==== GIVEN RECORDS

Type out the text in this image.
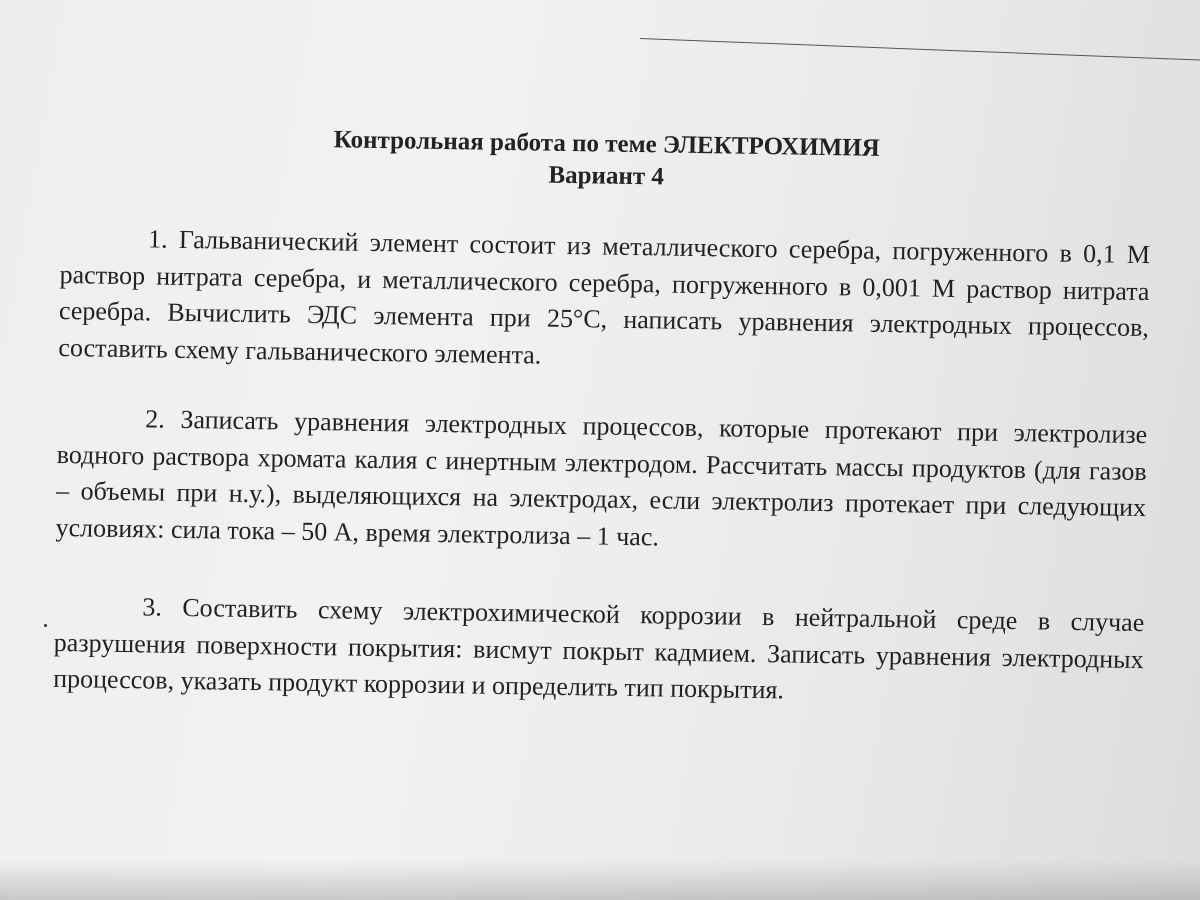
Контрольная работа по теме ЭЛЕКТРОХИМИЯ

Вариант 4

1. Гальванический элемент состоит из металлического серебра, погруженного в 0,1 М раствор нитрата серебра, и металлического серебра, погруженного в 0,001 М раствор нитрата серебра. Вычислить ЭДС элемента при 25°С, написать уравнения электродных процессов, составить схему гальванического элемента.

2. Записать уравнения электродных процессов, которые протекают при электролизе водного раствора хромата калия с инертным электродом. Рассчитать массы продуктов (для газов – объемы при н.у.), выделяющихся на электродах, если электролиз протекает при следующих условиях: сила тока – 50 А, время электролиза – 1 час.

3. Составить схему электрохимической коррозии в нейтральной среде в случае разрушения поверхности покрытия: висмут покрыт кадмием. Записать уравнения электродных процессов, указать продукт коррозии и определить тип покрытия.
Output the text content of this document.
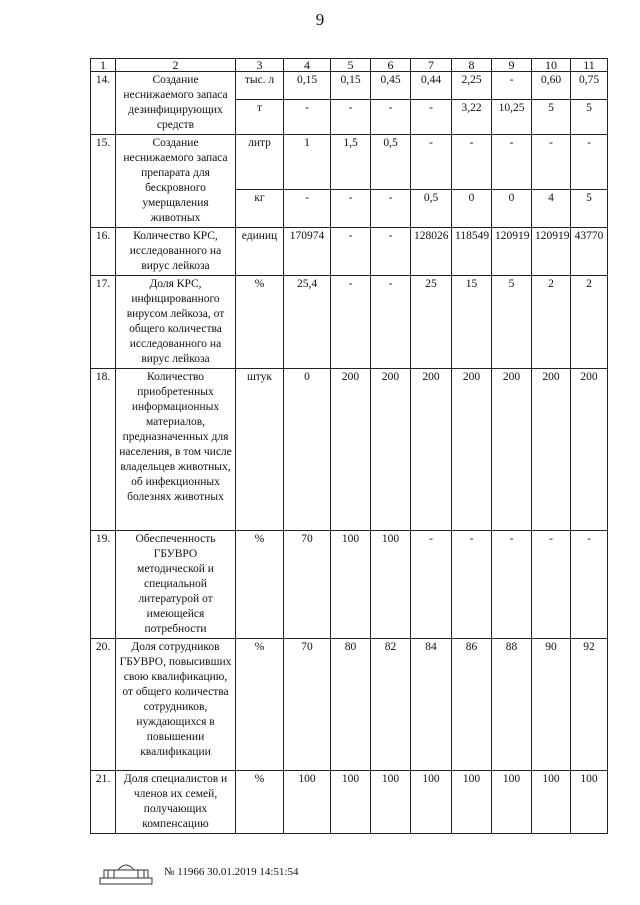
9
1	2	3	4	5	6	7	8	9	10	11
14.	Создание неснижаемого запаса дезинфицирующих средств	тыс. л	0,15	0,15	0,45	0,44	2,25	-	0,60	0,75
		т	-	-	-	-	3,22	10,25	5	5
15.	Создание неснижаемого запаса препарата для бескровного умерщвления животных	литр	1	1,5	0,5	-	-	-	-	-
		кг	-	-	-	0,5	0	0	4	5
16.	Количество КРС, исследованного на вирус лейкоза	единиц	170974	-	-	128026	118549	120919	120919	43770
17.	Доля КРС, инфицированного вирусом лейкоза, от общего количества исследованного на вирус лейкоза	%	25,4	-	-	25	15	5	2	2
18.	Количество приобретенных информационных материалов, предназначенных для населения, в том числе владельцев животных, об инфекционных болезнях животных	штук	0	200	200	200	200	200	200	200
19.	Обеспеченность ГБУВРО методической и специальной литературой от имеющейся потребности	%	70	100	100	-	-	-	-	-
20.	Доля сотрудников ГБУВРО, повысивших свою квалификацию, от общего количества сотрудников, нуждающихся в повышении квалификации	%	70	80	82	84	86	88	90	92
21.	Доля специалистов и членов их семей, получающих компенсацию	%	100	100	100	100	100	100	100	100
№ 11966 30.01.2019 14:51:54
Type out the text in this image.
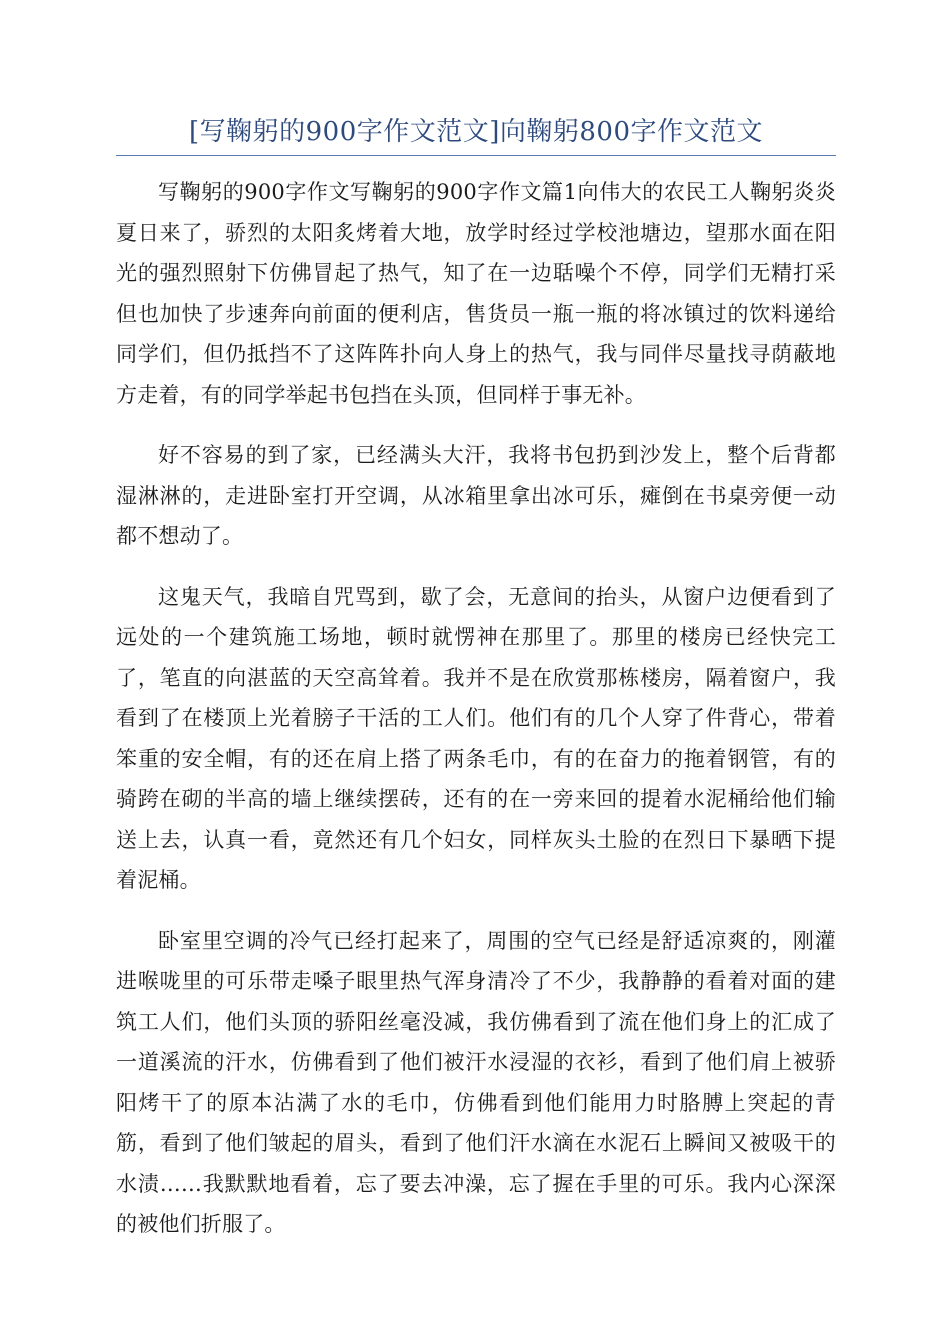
[写鞠躬的900字作文范文]向鞠躬800字作文范文

写鞠躬的900字作文写鞠躬的900字作文篇1向伟大的农民工人鞠躬炎炎夏日来了，骄烈的太阳炙烤着大地，放学时经过学校池塘边，望那水面在阳光的强烈照射下仿佛冒起了热气，知了在一边聒噪个不停，同学们无精打采但也加快了步速奔向前面的便利店，售货员一瓶一瓶的将冰镇过的饮料递给同学们，但仍抵挡不了这阵阵扑向人身上的热气，我与同伴尽量找寻荫蔽地方走着，有的同学举起书包挡在头顶，但同样于事无补。

好不容易的到了家，已经满头大汗，我将书包扔到沙发上，整个后背都湿淋淋的，走进卧室打开空调，从冰箱里拿出冰可乐，瘫倒在书桌旁便一动都不想动了。

这鬼天气，我暗自咒骂到，歇了会，无意间的抬头，从窗户边便看到了远处的一个建筑施工场地，顿时就愣神在那里了。那里的楼房已经快完工了，笔直的向湛蓝的天空高耸着。我并不是在欣赏那栋楼房，隔着窗户，我看到了在楼顶上光着膀子干活的工人们。他们有的几个人穿了件背心，带着笨重的安全帽，有的还在肩上搭了两条毛巾，有的在奋力的拖着钢管，有的骑跨在砌的半高的墙上继续摆砖，还有的在一旁来回的提着水泥桶给他们输送上去，认真一看，竟然还有几个妇女，同样灰头土脸的在烈日下暴晒下提着泥桶。

卧室里空调的冷气已经打起来了，周围的空气已经是舒适凉爽的，刚灌进喉咙里的可乐带走嗓子眼里热气浑身清冷了不少，我静静的看着对面的建筑工人们，他们头顶的骄阳丝毫没减，我仿佛看到了流在他们身上的汇成了一道溪流的汗水，仿佛看到了他们被汗水浸湿的衣衫，看到了他们肩上被骄阳烤干了的原本沾满了水的毛巾，仿佛看到他们能用力时胳膊上突起的青筋，看到了他们皱起的眉头，看到了他们汗水滴在水泥石上瞬间又被吸干的水渍……我默默地看着，忘了要去冲澡，忘了握在手里的可乐。我内心深深的被他们折服了。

========

■ EXERCISE GOAL: Omit the pictures and reproduce the listing exactly.

■ RESULT OF THE EXERCISE:
Type out the text in this image.
Контрольная работа по теме ЭЛЕКТРОХИМИЯ

Вариант 4

1. Гальванический элемент состоит из металлического серебра, погруженного в 0,1 М раствор нитрата серебра, и металлического серебра, погруженного в 0,001 М раствор нитрата серебра. Вычислить ЭДС элемента при 25°С, написать уравнения электродных процессов, составить схему гальванического элемента.

2. Записать уравнения электродных процессов, которые протекают при электролизе водного раствора хромата калия с инертным электродом. Рассчитать массы продуктов (для газов – объемы при н.у.), выделяющихся на электродах, если электролиз протекает при следующих условиях: сила тока – 50 А, время электролиза – 1 час.

3. Составить схему электрохимической коррозии в нейтральной среде в случае разрушения поверхности покрытия: висмут покрыт кадмием. Записать уравнения электродных процессов, указать продукт коррозии и определить тип покрытия.
Output the text content of this document.
9
1	2	3	4	5	6	7	8	9	10	11
14.	Создание неснижаемого запаса дезинфицирующих средств	тыс. л	0,15	0,15	0,45	0,44	2,25	-	0,60	0,75
		т	-	-	-	-	3,22	10,25	5	5
15.	Создание неснижаемого запаса препарата для бескровного умерщвления животных	литр	1	1,5	0,5	-	-	-	-	-
		кг	-	-	-	0,5	0	0	4	5
16.	Количество КРС, исследованного на вирус лейкоза	единиц	170974	-	-	128026	118549	120919	120919	43770
17.	Доля КРС, инфицированного вирусом лейкоза, от общего количества исследованного на вирус лейкоза	%	25,4	-	-	25	15	5	2	2
18.	Количество приобретенных информационных материалов, предназначенных для населения, в том числе владельцев животных, об инфекционных болезнях животных	штук	0	200	200	200	200	200	200	200
19.	Обеспеченность ГБУВРО методической и специальной литературой от имеющейся потребности	%	70	100	100	-	-	-	-	-
20.	Доля сотрудников ГБУВРО, повысивших свою квалификацию, от общего количества сотрудников, нуждающихся в повышении квалификации	%	70	80	82	84	86	88	90	92
21.	Доля специалистов и членов их семей, получающих компенсацию	%	100	100	100	100	100	100	100	100
№ 11966 30.01.2019 14:51:54
Type out the text in this image.
[写鞠躬的900字作文范文]向鞠躬800字作文范文

写鞠躬的900字作文写鞠躬的900字作文篇1向伟大的农民工人鞠躬炎炎夏日来了，骄烈的太阳炙烤着大地，放学时经过学校池塘边，望那水面在阳光的强烈照射下仿佛冒起了热气，知了在一边聒噪个不停，同学们无精打采但也加快了步速奔向前面的便利店，售货员一瓶一瓶的将冰镇过的饮料递给同学们，但仍抵挡不了这阵阵扑向人身上的热气，我与同伴尽量找寻荫蔽地方走着，有的同学举起书包挡在头顶，但同样于事无补。

好不容易的到了家，已经满头大汗，我将书包扔到沙发上，整个后背都湿淋淋的，走进卧室打开空调，从冰箱里拿出冰可乐，瘫倒在书桌旁便一动都不想动了。

这鬼天气，我暗自咒骂到，歇了会，无意间的抬头，从窗户边便看到了远处的一个建筑施工场地，顿时就愣神在那里了。那里的楼房已经快完工了，笔直的向湛蓝的天空高耸着。我并不是在欣赏那栋楼房，隔着窗户，我看到了在楼顶上光着膀子干活的工人们。他们有的几个人穿了件背心，带着笨重的安全帽，有的还在肩上搭了两条毛巾，有的在奋力的拖着钢管，有的骑跨在砌的半高的墙上继续摆砖，还有的在一旁来回的提着水泥桶给他们输送上去，认真一看，竟然还有几个妇女，同样灰头土脸的在烈日下暴晒下提着泥桶。

卧室里空调的冷气已经打起来了，周围的空气已经是舒适凉爽的，刚灌进喉咙里的可乐带走嗓子眼里热气浑身清冷了不少，我静静的看着对面的建筑工人们，他们头顶的骄阳丝毫没减，我仿佛看到了流在他们身上的汇成了一道溪流的汗水，仿佛看到了他们被汗水浸湿的衣衫，看到了他们肩上被骄阳烤干了的原本沾满了水的毛巾，仿佛看到他们能用力时胳膊上突起的青筋，看到了他们皱起的眉头，看到了他们汗水滴在水泥石上瞬间又被吸干的水渍……我默默地看着，忘了要去冲澡，忘了握在手里的可乐。我内心深深的被他们折服了。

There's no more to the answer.